> **SHORT TASK**:
All of the data should be repeated exactly; pictures are not part of the copy.

═════ INFORMATION GIVEN ═════

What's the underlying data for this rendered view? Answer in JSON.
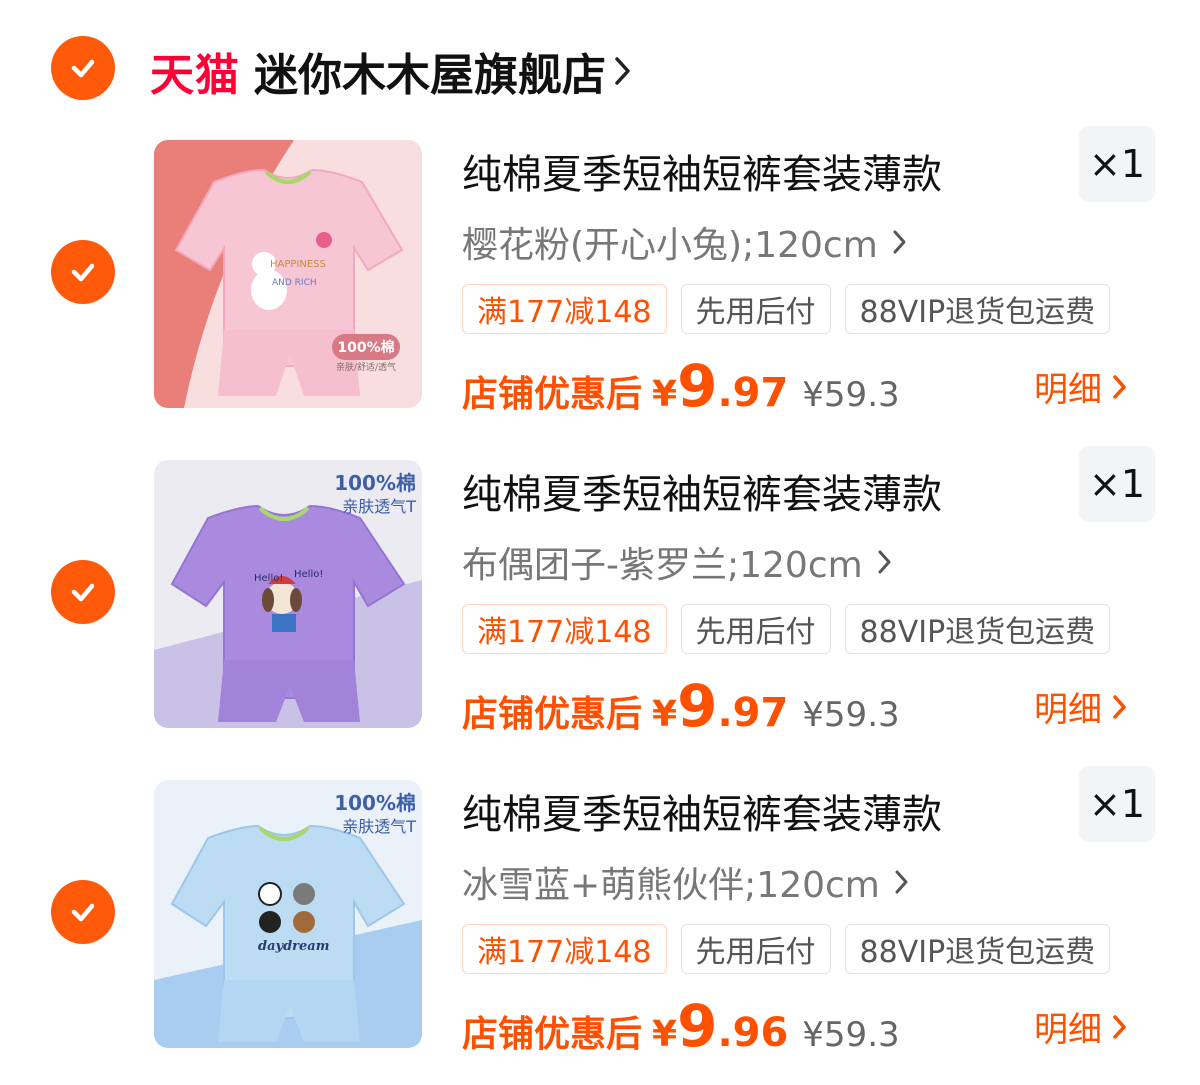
{
  "store": {
    "brand": "天猫",
    "name": "迷你木木屋旗舰店",
    "checked": true
  },
  "accent_color": "#ff5000",
  "items": [
    {
      "checked": true,
      "title": "纯棉夏季短袖短裤套装薄款",
      "quantity": "×1",
      "spec": "樱花粉(开心小兔);120cm",
      "tags": [
        "满177减148",
        "先用后付",
        "88VIP退货包运费"
      ],
      "price_label": "店铺优惠后",
      "currency": "¥",
      "price_int": "9",
      "price_dec": ".97",
      "original_price": "¥59.3",
      "detail_label": "明细",
      "image": {
        "print_lines": [
          "HAPPINESS",
          "AND RICH"
        ],
        "badge": "100%棉",
        "badge_sub": "亲肤/舒适/透气"
      }
    },
    {
      "checked": true,
      "title": "纯棉夏季短袖短裤套装薄款",
      "quantity": "×1",
      "spec": "布偶团子-紫罗兰;120cm",
      "tags": [
        "满177减148",
        "先用后付",
        "88VIP退货包运费"
      ],
      "price_label": "店铺优惠后",
      "currency": "¥",
      "price_int": "9",
      "price_dec": ".97",
      "original_price": "¥59.3",
      "detail_label": "明细",
      "image": {
        "badge": "100%棉",
        "badge_sub": "亲肤透气T",
        "print_lines": [
          "Hello!",
          "Hello!"
        ]
      }
    },
    {
      "checked": true,
      "title": "纯棉夏季短袖短裤套装薄款",
      "quantity": "×1",
      "spec": "冰雪蓝+萌熊伙伴;120cm",
      "tags": [
        "满177减148",
        "先用后付",
        "88VIP退货包运费"
      ],
      "price_label": "店铺优惠后",
      "currency": "¥",
      "price_int": "9",
      "price_dec": ".96",
      "original_price": "¥59.3",
      "detail_label": "明细",
      "image": {
        "badge": "100%棉",
        "badge_sub": "亲肤透气T",
        "print_lines": [
          "daydream"
        ]
      }
    }
  ]
}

═════

> **TASK ANSWER**:
What's the underlying data for this rendered view? Answer in JSON.
{
  "store": {
    "brand": "天猫",
    "name": "迷你木木屋旗舰店",
    "checked": true
  },
  "accent_color": "#ff5000",
  "items": [
    {
      "checked": true,
      "title": "纯棉夏季短袖短裤套装薄款",
      "quantity": "×1",
      "spec": "樱花粉(开心小兔);120cm",
      "tags": [
        "满177减148",
        "先用后付",
        "88VIP退货包运费"
      ],
      "price_label": "店铺优惠后",
      "currency": "¥",
      "price_int": "9",
      "price_dec": ".97",
      "original_price": "¥59.3",
      "detail_label": "明细",
      "image": {
        "print_lines": [
          "HAPPINESS",
          "AND RICH"
        ],
        "badge": "100%棉",
        "badge_sub": "亲肤/舒适/透气"
      }
    },
    {
      "checked": true,
      "title": "纯棉夏季短袖短裤套装薄款",
      "quantity": "×1",
      "spec": "布偶团子-紫罗兰;120cm",
      "tags": [
        "满177减148",
        "先用后付",
        "88VIP退货包运费"
      ],
      "price_label": "店铺优惠后",
      "currency": "¥",
      "price_int": "9",
      "price_dec": ".97",
      "original_price": "¥59.3",
      "detail_label": "明细",
      "image": {
        "badge": "100%棉",
        "badge_sub": "亲肤透气T",
        "print_lines": [
          "Hello!",
          "Hello!"
        ]
      }
    },
    {
      "checked": true,
      "title": "纯棉夏季短袖短裤套装薄款",
      "quantity": "×1",
      "spec": "冰雪蓝+萌熊伙伴;120cm",
      "tags": [
        "满177减148",
        "先用后付",
        "88VIP退货包运费"
      ],
      "price_label": "店铺优惠后",
      "currency": "¥",
      "price_int": "9",
      "price_dec": ".96",
      "original_price": "¥59.3",
      "detail_label": "明细",
      "image": {
        "badge": "100%棉",
        "badge_sub": "亲肤透气T",
        "print_lines": [
          "daydream"
        ]
      }
    }
  ]
}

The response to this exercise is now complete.